What you are asked to do - Pick out each line containing the string "times".

Extracted records -

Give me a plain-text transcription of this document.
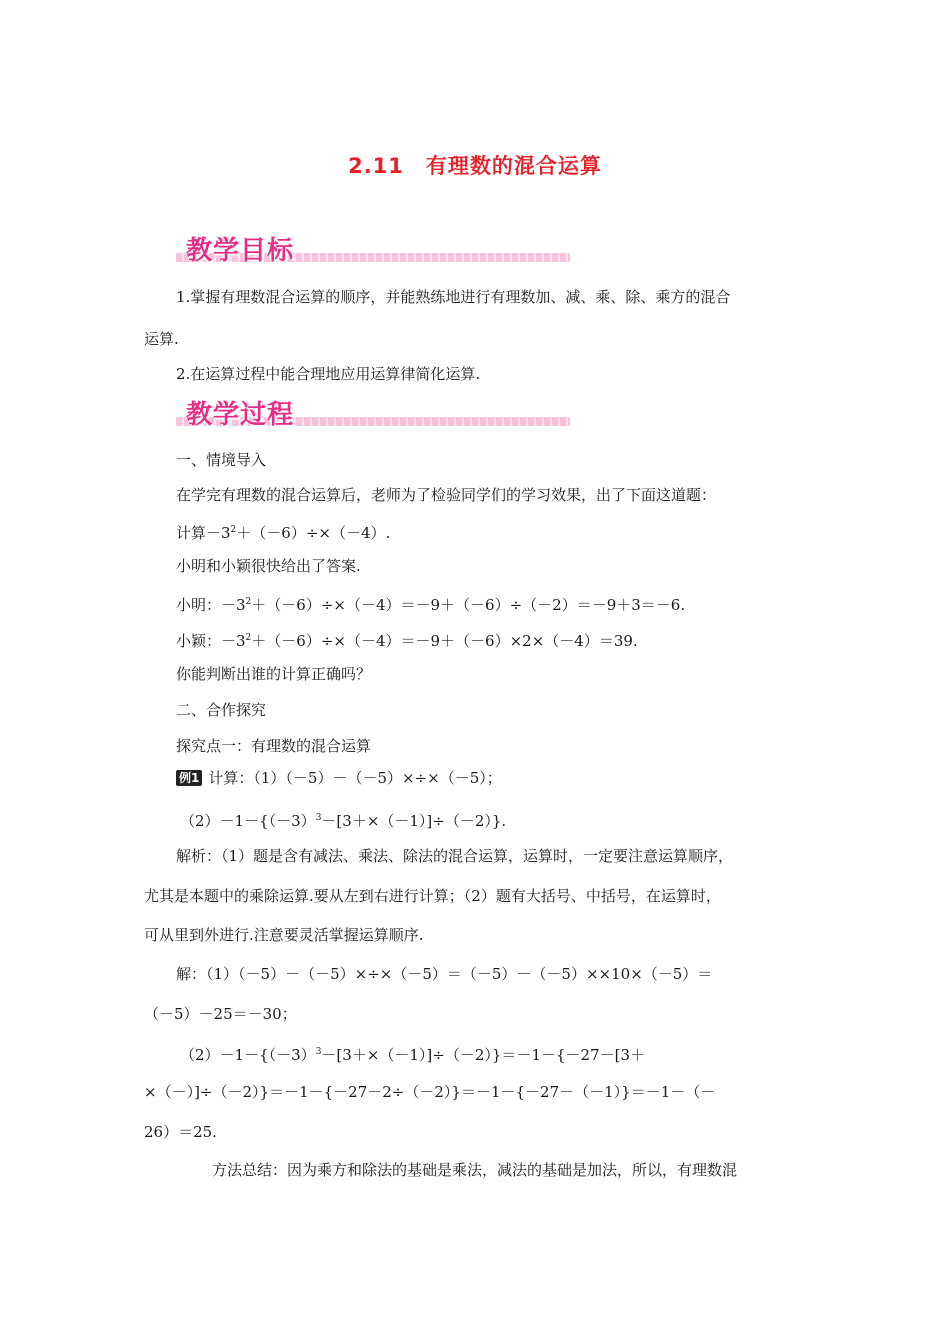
2.11　有理数的混合运算
教学目标
1.掌握有理数混合运算的顺序，并能熟练地进行有理数加、减、乘、除、乘方的混合
运算.
2.在运算过程中能合理地应用运算律简化运算.
教学过程
一、情境导入
在学完有理数的混合运算后，老师为了检验同学们的学习效果，出了下面这道题：
计算$-3^2+(-6)\div\times(-4)$.
小明和小颖很快给出了答案.
小明：$-3^2+(-6)\div\times(-4)=-9+(-6)\div(-2)=-9+3=-6$.
小颖：$-3^2+(-6)\div\times(-4)=-9+(-6)\times 2\times(-4)=39$.
你能判断出谁的计算正确吗？
二、合作探究
探究点一：有理数的混合运算
例1 计算：（1）（－5）－（－5）×÷×（－5）；
$(2)-1-\{(-3)^3-[3+\times(-1)]\div(-2)\}$.
解析：（1）题是含有减法、乘法、除法的混合运算，运算时，一定要注意运算顺序，
尤其是本题中的乘除运算.要从左到右进行计算；（2）题有大括号、中括号，在运算时，
可从里到外进行.注意要灵活掌握运算顺序.
解：（1）（－5）－（－5）×÷×（－5）＝（－5）－（－5）××10×（－5）＝
（－5）－25＝－30；
$(2)-1-\{(-3)^3-[3+\times(-1)]\div(-2)\}=-1-\{-27-[3+$
×（－）]÷（－2）}＝－1－{－27－2÷（－2）}＝－1－{－27－（－1）}＝－1－（－
26）＝25.
方法总结：因为乘方和除法的基础是乘法，减法的基础是加法，所以，有理数混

The output -
计算$-3^2+(-6)\div\times(-4)$.
小明：$-3^2+(-6)\div\times(-4)=-9+(-6)\div(-2)=-9+3=-6$.
小颖：$-3^2+(-6)\div\times(-4)=-9+(-6)\times 2\times(-4)=39$.
$(2)-1-\{(-3)^3-[3+\times(-1)]\div(-2)\}$.
$(2)-1-\{(-3)^3-[3+\times(-1)]\div(-2)\}=-1-\{-27-[3+$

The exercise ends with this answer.